■ THE TASK
Copy the data exactly; pictures stay out of the copy.

■ ENTRIES PROVIDED
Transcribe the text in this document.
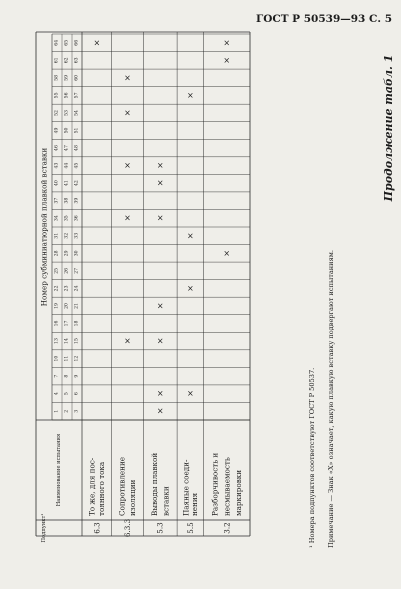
ГОСТ Р 50539—93 С. 5
Продолжение табл. 1
Номер субминиатюрной плавкой вставки
1 2 3
4 5 6
7 8 9
10 11 12
13 14 15
16 17 18
19 20 21
22 23 24
25 26 27
28 29 30
31 32 33
34 35 36
37 38 39
40 41 42
43 44 45
46 47 48
49 50 51
52 53 54
55 56 57
58 59 60
61 62 63
64 65 66
6.3
То же, для пос- тоянного тока
×
6.3.3
Сопротивление изоляции
×
×
×
×
×
5.3
Выводы плавкой вставки
×
×
×
×
×
×
×
5.5
Паяные соеди- нения
×
×
×
×
3.2
Разборчивость и несмываемость маркировки
×
×
×
Подпункт¹
Наименование испытания	¹ Номера подпунктов соответствуют ГОСТ Р 50537. Примечание — Знак «Х» означает, какую плавкую вставку подвергают испытаниям.
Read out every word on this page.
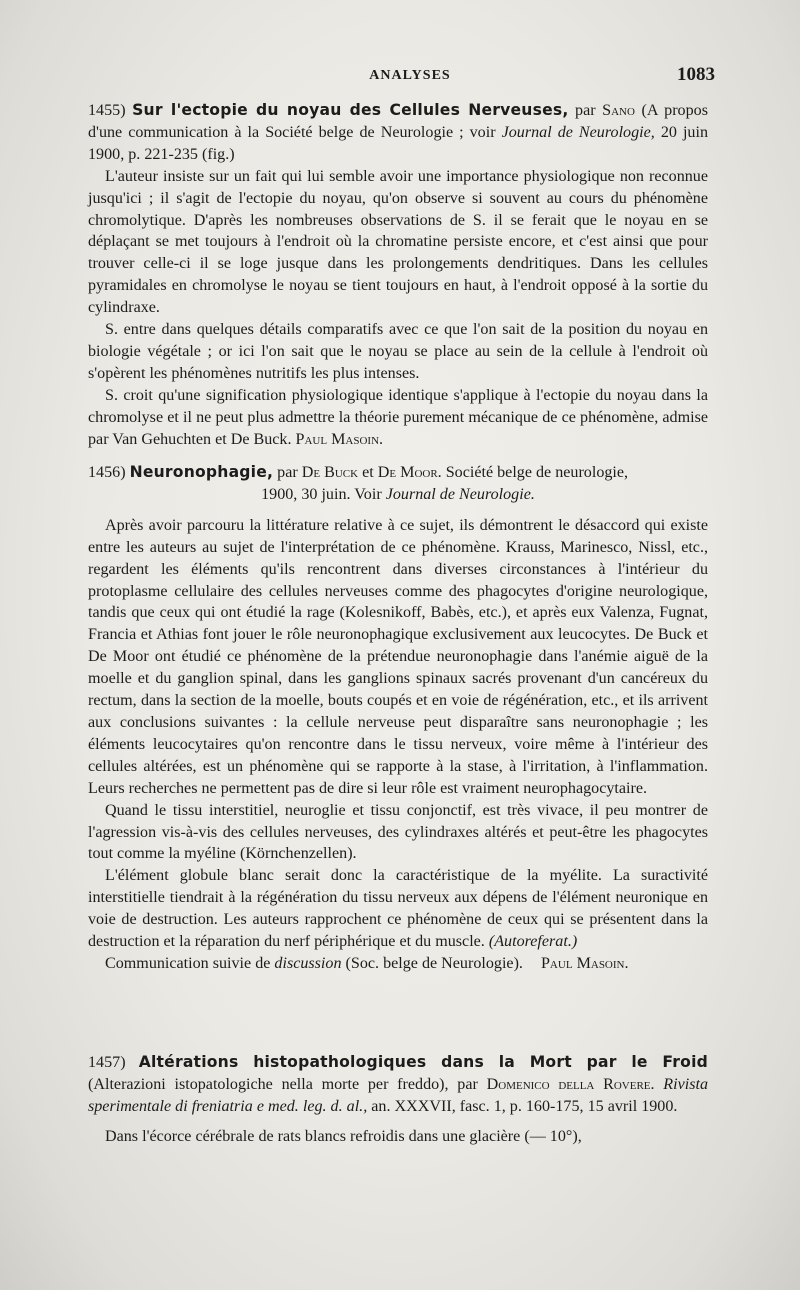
ANALYSES	1083

1455) Sur l'ectopie du noyau des Cellules Nerveuses, par Sano (A propos d'une communication à la Société belge de Neurologie ; voir Journal de Neurologie, 20 juin 1900, p. 221-235 (fig.)

L'auteur insiste sur un fait qui lui semble avoir une importance physiologique non reconnue jusqu'ici ; il s'agit de l'ectopie du noyau, qu'on observe si souvent au cours du phénomène chromolytique. D'après les nombreuses observations de S. il se ferait que le noyau en se déplaçant se met toujours à l'endroit où la chromatine persiste encore, et c'est ainsi que pour trouver celle-ci il se loge jusque dans les prolongements dendritiques. Dans les cellules pyramidales en chromolyse le noyau se tient toujours en haut, à l'endroit opposé à la sortie du cylindraxe.

S. entre dans quelques détails comparatifs avec ce que l'on sait de la position du noyau en biologie végétale ; or ici l'on sait que le noyau se place au sein de la cellule à l'endroit où s'opèrent les phénomènes nutritifs les plus intenses.

S. croit qu'une signification physiologique identique s'applique à l'ectopie du noyau dans la chromolyse et il ne peut plus admettre la théorie purement mécanique de ce phénomène, admise par Van Gehuchten et De Buck. Paul Masoin.

1456) Neuronophagie, par De Buck et De Moor. Société belge de neurologie,

1900, 30 juin. Voir Journal de Neurologie.

Après avoir parcouru la littérature relative à ce sujet, ils démontrent le désaccord qui existe entre les auteurs au sujet de l'interprétation de ce phénomène. Krauss, Marinesco, Nissl, etc., regardent les éléments qu'ils rencontrent dans diverses circonstances à l'intérieur du protoplasme cellulaire des cellules nerveuses comme des phagocytes d'origine neurologique, tandis que ceux qui ont étudié la rage (Kolesnikoff, Babès, etc.), et après eux Valenza, Fugnat, Francia et Athias font jouer le rôle neuronophagique exclusivement aux leucocytes. De Buck et De Moor ont étudié ce phénomène de la prétendue neuronophagie dans l'anémie aiguë de la moelle et du ganglion spinal, dans les ganglions spinaux sacrés provenant d'un cancéreux du rectum, dans la section de la moelle, bouts coupés et en voie de régénération, etc., et ils arrivent aux conclusions suivantes : la cellule nerveuse peut disparaître sans neuronophagie ; les éléments leucocytaires qu'on rencontre dans le tissu nerveux, voire même à l'intérieur des cellules altérées, est un phénomène qui se rapporte à la stase, à l'irritation, à l'inflammation. Leurs recherches ne permettent pas de dire si leur rôle est vraiment neurophagocytaire.

Quand le tissu interstitiel, neuroglie et tissu conjonctif, est très vivace, il peu montrer de l'agression vis-à-vis des cellules nerveuses, des cylindraxes altérés et peut-être les phagocytes tout comme la myéline (Körnchenzellen).

L'élément globule blanc serait donc la caractéristique de la myélite. La suractivité interstitielle tiendrait à la régénération du tissu nerveux aux dépens de l'élément neuronique en voie de destruction. Les auteurs rapprochent ce phénomène de ceux qui se présentent dans la destruction et la réparation du nerf périphérique et du muscle. (Autoreferat.)

Communication suivie de discussion (Soc. belge de Neurologie). Paul Masoin.

1457) Altérations histopathologiques dans la Mort par le Froid (Alterazioni istopatologiche nella morte per freddo), par Domenico della Rovere. Rivista sperimentale di freniatria e med. leg. d. al., an. XXXVII, fasc. 1, p. 160-175, 15 avril 1900.

Dans l'écorce cérébrale de rats blancs refroidis dans une glacière (— 10°),
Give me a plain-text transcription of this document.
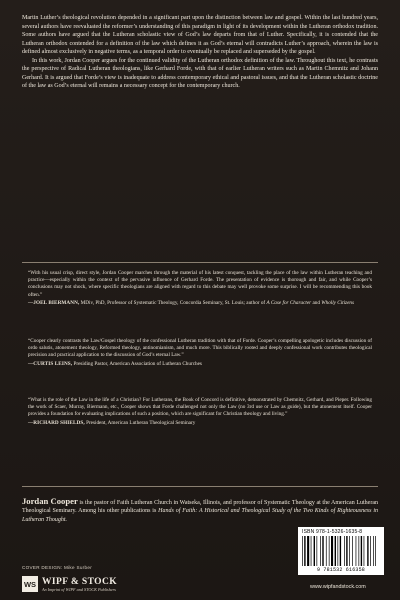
Martin Luther’s theological revolution depended in a significant part upon the distinction between law and gospel. Within the last hundred years, several authors have reevaluated the reformer’s understanding of this paradigm in light of its development within the Lutheran orthodox tradition. Some authors have argued that the Lutheran scholastic view of God’s law departs from that of Luther. Specifically, it is contended that the Lutheran orthodox contended for a definition of the law which defines it as God’s eternal will contradicts Luther’s approach, wherein the law is defined almost exclusively in negative terms, as a temporal order to eventually be replaced and superseded by the gospel.

In this work, Jordan Cooper argues for the continued validity of the Lutheran orthodox definition of the law. Throughout this text, he contrasts the perspective of Radical Lutheran theologians, like Gerhard Forde, with that of earlier Lutheran writers such as Martin Chemnitz and Johann Gerhard. It is argued that Forde’s view is inadequate to address contemporary ethical and pastoral issues, and that the Lutheran scholastic doctrine of the law as God’s eternal will remains a necessary concept for the contemporary church.

“With his usual crisp, direct style, Jordan Cooper marches through the material of his latest conquest, tackling the place of the law within Lutheran teaching and practice—especially within the context of the pervasive influence of Gerhard Forde. The presentation of evidence is thorough and fair, and while Cooper’s conclusions may not shock, where specific theologians are aligned with regard to this debate may well provoke some surprise. I will be recommending this book often.”

—JOEL BIERMANN, MDiv, PhD, Professor of Systematic Theology, Concordia Seminary, St. Louis; author of A Case for Character and Wholly Citizens

“Cooper clearly contrasts the Law/Gospel theology of the confessional Lutheran tradition with that of Forde. Cooper’s compelling apologetic includes discussion of ordo salutis, atonement theology, Reformed theology, antinomianism, and much more. This biblically rooted and deeply confessional work contributes theological precision and practical application to the discussion of God’s eternal Law.”

—CURTIS LEINS, Presiding Pastor, American Association of Lutheran Churches

“What is the role of the Law in the life of a Christian? For Lutherans, the Book of Concord is definitive, demonstrated by Chemnitz, Gerhard, and Pieper. Following the work of Scaer, Murray, Biermann, etc., Cooper shows that Forde challenged not only the Law (no 3rd use or Law as guide), but the atonement itself. Cooper provides a foundation for evaluating implications of such a position, which are significant for Christian theology and living.”

—RICHARD SHIELDS, President, American Lutheran Theological Seminary

Jordan Cooper is the pastor of Faith Lutheran Church in Watseka, Illinois, and professor of Systematic Theology at the American Lutheran Theological Seminary. Among his other publications is Hands of Faith: A Historical and Theological Study of the Two Kinds of Righteousness in Lutheran Thought.
COVER DESIGN: Mike Surber
WS WIPF & STOCK
An Imprint of WIPF and STOCK Publishers
ISBN 978-1-5326-1635-8
9 781532 616358
www.wipfandstock.com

■ ANSWER
Transcribe the text in this document.
ГОСТ Р 50539—93 С. 5
Продолжение табл. 1
Номер субминиатюрной плавкой вставки
1 2 3
4 5 6
7 8 9
10 11 12
13 14 15
16 17 18
19 20 21
22 23 24
25 26 27
28 29 30
31 32 33
34 35 36
37 38 39
40 41 42
43 44 45
46 47 48
49 50 51
52 53 54
55 56 57
58 59 60
61 62 63
64 65 66
6.3
То же, для пос- тоянного тока
×
6.3.3
Сопротивление изоляции
×
×
×
×
×
5.3
Выводы плавкой вставки
×
×
×
×
×
×
×
5.5
Паяные соеди- нения
×
×
×
×
3.2
Разборчивость и несмываемость маркировки
×
×
×
Подпункт¹
Наименование испытания	¹ Номера подпунктов соответствуют ГОСТ Р 50537. Примечание — Знак «Х» означает, какую плавкую вставку подвергают испытаниям.
Read out every word on this page.
ANALYSES	1083

1455) Sur l'ectopie du noyau des Cellules Nerveuses, par Sano (A propos d'une communication à la Société belge de Neurologie ; voir Journal de Neurologie, 20 juin 1900, p. 221-235 (fig.)

L'auteur insiste sur un fait qui lui semble avoir une importance physiologique non reconnue jusqu'ici ; il s'agit de l'ectopie du noyau, qu'on observe si souvent au cours du phénomène chromolytique. D'après les nombreuses observations de S. il se ferait que le noyau en se déplaçant se met toujours à l'endroit où la chromatine persiste encore, et c'est ainsi que pour trouver celle-ci il se loge jusque dans les prolongements dendritiques. Dans les cellules pyramidales en chromolyse le noyau se tient toujours en haut, à l'endroit opposé à la sortie du cylindraxe.

S. entre dans quelques détails comparatifs avec ce que l'on sait de la position du noyau en biologie végétale ; or ici l'on sait que le noyau se place au sein de la cellule à l'endroit où s'opèrent les phénomènes nutritifs les plus intenses.

S. croit qu'une signification physiologique identique s'applique à l'ectopie du noyau dans la chromolyse et il ne peut plus admettre la théorie purement mécanique de ce phénomène, admise par Van Gehuchten et De Buck. Paul Masoin.

1456) Neuronophagie, par De Buck et De Moor. Société belge de neurologie,

1900, 30 juin. Voir Journal de Neurologie.

Après avoir parcouru la littérature relative à ce sujet, ils démontrent le désaccord qui existe entre les auteurs au sujet de l'interprétation de ce phénomène. Krauss, Marinesco, Nissl, etc., regardent les éléments qu'ils rencontrent dans diverses circonstances à l'intérieur du protoplasme cellulaire des cellules nerveuses comme des phagocytes d'origine neurologique, tandis que ceux qui ont étudié la rage (Kolesnikoff, Babès, etc.), et après eux Valenza, Fugnat, Francia et Athias font jouer le rôle neuronophagique exclusivement aux leucocytes. De Buck et De Moor ont étudié ce phénomène de la prétendue neuronophagie dans l'anémie aiguë de la moelle et du ganglion spinal, dans les ganglions spinaux sacrés provenant d'un cancéreux du rectum, dans la section de la moelle, bouts coupés et en voie de régénération, etc., et ils arrivent aux conclusions suivantes : la cellule nerveuse peut disparaître sans neuronophagie ; les éléments leucocytaires qu'on rencontre dans le tissu nerveux, voire même à l'intérieur des cellules altérées, est un phénomène qui se rapporte à la stase, à l'irritation, à l'inflammation. Leurs recherches ne permettent pas de dire si leur rôle est vraiment neurophagocytaire.

Quand le tissu interstitiel, neuroglie et tissu conjonctif, est très vivace, il peu montrer de l'agression vis-à-vis des cellules nerveuses, des cylindraxes altérés et peut-être les phagocytes tout comme la myéline (Körnchenzellen).

L'élément globule blanc serait donc la caractéristique de la myélite. La suractivité interstitielle tiendrait à la régénération du tissu nerveux aux dépens de l'élément neuronique en voie de destruction. Les auteurs rapprochent ce phénomène de ceux qui se présentent dans la destruction et la réparation du nerf périphérique et du muscle. (Autoreferat.)

Communication suivie de discussion (Soc. belge de Neurologie). Paul Masoin.

1457) Altérations histopathologiques dans la Mort par le Froid (Alterazioni istopatologiche nella morte per freddo), par Domenico della Rovere. Rivista sperimentale di freniatria e med. leg. d. al., an. XXXVII, fasc. 1, p. 160-175, 15 avril 1900.

Dans l'écorce cérébrale de rats blancs refroidis dans une glacière (— 10°),
Give me a plain-text transcription of this document.
Martin Luther’s theological revolution depended in a significant part upon the distinction between law and gospel. Within the last hundred years, several authors have reevaluated the reformer’s understanding of this paradigm in light of its development within the Lutheran orthodox tradition. Some authors have argued that the Lutheran scholastic view of God’s law departs from that of Luther. Specifically, it is contended that the Lutheran orthodox contended for a definition of the law which defines it as God’s eternal will contradicts Luther’s approach, wherein the law is defined almost exclusively in negative terms, as a temporal order to eventually be replaced and superseded by the gospel.

In this work, Jordan Cooper argues for the continued validity of the Lutheran orthodox definition of the law. Throughout this text, he contrasts the perspective of Radical Lutheran theologians, like Gerhard Forde, with that of earlier Lutheran writers such as Martin Chemnitz and Johann Gerhard. It is argued that Forde’s view is inadequate to address contemporary ethical and pastoral issues, and that the Lutheran scholastic doctrine of the law as God’s eternal will remains a necessary concept for the contemporary church.

“With his usual crisp, direct style, Jordan Cooper marches through the material of his latest conquest, tackling the place of the law within Lutheran teaching and practice—especially within the context of the pervasive influence of Gerhard Forde. The presentation of evidence is thorough and fair, and while Cooper’s conclusions may not shock, where specific theologians are aligned with regard to this debate may well provoke some surprise. I will be recommending this book often.”

—JOEL BIERMANN, MDiv, PhD, Professor of Systematic Theology, Concordia Seminary, St. Louis; author of A Case for Character and Wholly Citizens

“Cooper clearly contrasts the Law/Gospel theology of the confessional Lutheran tradition with that of Forde. Cooper’s compelling apologetic includes discussion of ordo salutis, atonement theology, Reformed theology, antinomianism, and much more. This biblically rooted and deeply confessional work contributes theological precision and practical application to the discussion of God’s eternal Law.”

—CURTIS LEINS, Presiding Pastor, American Association of Lutheran Churches

“What is the role of the Law in the life of a Christian? For Lutherans, the Book of Concord is definitive, demonstrated by Chemnitz, Gerhard, and Pieper. Following the work of Scaer, Murray, Biermann, etc., Cooper shows that Forde challenged not only the Law (no 3rd use or Law as guide), but the atonement itself. Cooper provides a foundation for evaluating implications of such a position, which are significant for Christian theology and living.”

—RICHARD SHIELDS, President, American Lutheran Theological Seminary

Jordan Cooper is the pastor of Faith Lutheran Church in Watseka, Illinois, and professor of Systematic Theology at the American Lutheran Theological Seminary. Among his other publications is Hands of Faith: A Historical and Theological Study of the Two Kinds of Righteousness in Lutheran Thought.
COVER DESIGN: Mike Surber
WS WIPF & STOCK
An Imprint of WIPF and STOCK Publishers
ISBN 978-1-5326-1635-8
9 781532 616358
www.wipfandstock.com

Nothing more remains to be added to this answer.